=== Tekstblok ===
========

De orthodoxe theoloog dr. Kalaitzidis zei dat hij misschien nog wel de meest tevreden theoloog was van allen aanwezig. Hij herkende verschillende elementen waaronder de trinitarische insteek, de waardering van de geloofsbelijdenis en de eucharistische ecclesiologie. Uiteindelijk zijn er overigens ook velen die een bekering verwachten van andersgelovigen tot de orthodoxe kerk, legde hij uit.

In de staart van net programma had de organisatie drie Amsterdamse voorgangers uitgenodigd. Pastoor Jim Schilder van de centrumparochie vertelde dat er voor hem weinig tijd overbleef om veel aan oecumene te doen, omdat hij druk was met het pastorale en liturgische deel van zijn taak. Ds. Julia van Rijn van de PKN stelde vast dat de protestanten in de hoofdstad inderdaad de laatste jaren minder met de rooms-katholieken hebben kunnen optrekken en veel meer oecumenische contacten ervaren met de charismatici en de orthodoxen, die opener staan voor contact en voor de missionaire taak. Dr. Andreas Wöhle vertelde van een meer oecumenische praktijk in zijn gemeente, waar van zijn lutherse kant een open houding is naar andere gelovigen die het avondmaal willen meevieren. Hij sprak ook waarderend over rapporten als The Church, die vocabulaire aanreiken waarmee men de oecumenische praktijk nader kan definiëren.

========

=== Doel A ===
Waarom bleef er voor pastoor Jim Schilder weinig tijd over om veel aan oecumene te doen? Baseer je antwoord op de tekst over oecumene.
=== Doel B ===
Geef elke regel uit de records weer waarin de tekst "interactable" staat. Let op hoofdletters en kleine letters.

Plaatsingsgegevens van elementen
========

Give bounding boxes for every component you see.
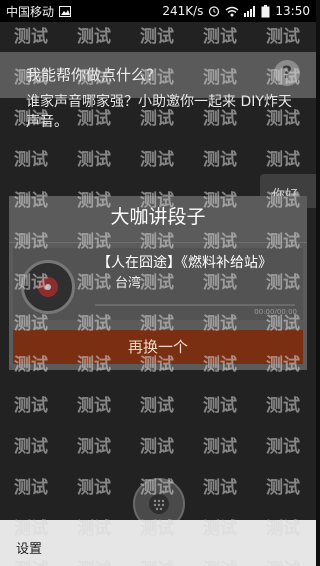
image-notification-icon xyxy=(59,5,72,17)
bottom-menu: 设置 xyxy=(0,520,316,566)
progress-time: 00:00/00:00 xyxy=(254,308,297,316)
wifi-icon xyxy=(225,6,239,17)
microphone-icon xyxy=(149,494,169,514)
signal-icon xyxy=(244,5,256,17)
welcome-message: 谁家声音哪家强？小助邀你一起来 DIY炸天声音。 xyxy=(26,94,292,130)
audio-player: 【人在囧途】《燃料补给站》 台湾 00:00/00:00 xyxy=(13,248,303,320)
swap-another-button[interactable]: 再换一个 xyxy=(13,330,303,364)
status-left: 中国移动 xyxy=(6,3,72,20)
status-right: 241K/s 13:50 xyxy=(162,4,310,18)
settings-menu-item[interactable]: 设置 xyxy=(16,542,42,557)
alarm-icon xyxy=(208,5,220,17)
track-title: 【人在囧途】《燃料补给站》 xyxy=(97,255,272,271)
joke-card: 大咖讲段子 【人在囧途】《燃料补给站》 台湾 00:00/00:00 再换一个 xyxy=(9,196,307,370)
card-title: 大咖讲段子 xyxy=(110,206,206,228)
play-disc-button[interactable] xyxy=(21,260,75,314)
track-subtitle: 台湾 xyxy=(115,276,142,291)
progress-bar[interactable] xyxy=(95,304,295,306)
prompt-text: 我能帮你做点什么？ xyxy=(26,66,162,84)
battery-icon xyxy=(261,4,270,18)
clock: 13:50 xyxy=(275,4,310,18)
disc-hole xyxy=(45,284,51,290)
network-speed: 241K/s xyxy=(162,4,204,18)
question-icon[interactable]: ? xyxy=(274,60,300,86)
carrier-label: 中国移动 xyxy=(6,4,55,19)
card-divider xyxy=(9,242,307,243)
status-bar: 中国移动 241K/s 13:50 xyxy=(0,0,316,22)
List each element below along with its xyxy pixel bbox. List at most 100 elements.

========

=== Uitkomst A ===
Hij had het druk met het pastorale en liturgische deel van zijn taak.

=== Uitkomst B ===
swap-another-button[interactable]: 再换一个 xyxy=(13,330,303,364)
settings-menu-item[interactable]: 设置 xyxy=(16,542,42,557)
play-disc-button[interactable] xyxy=(21,260,75,314)
progress-bar[interactable] xyxy=(95,304,295,306)
question-icon[interactable]: ? xyxy=(274,60,300,86)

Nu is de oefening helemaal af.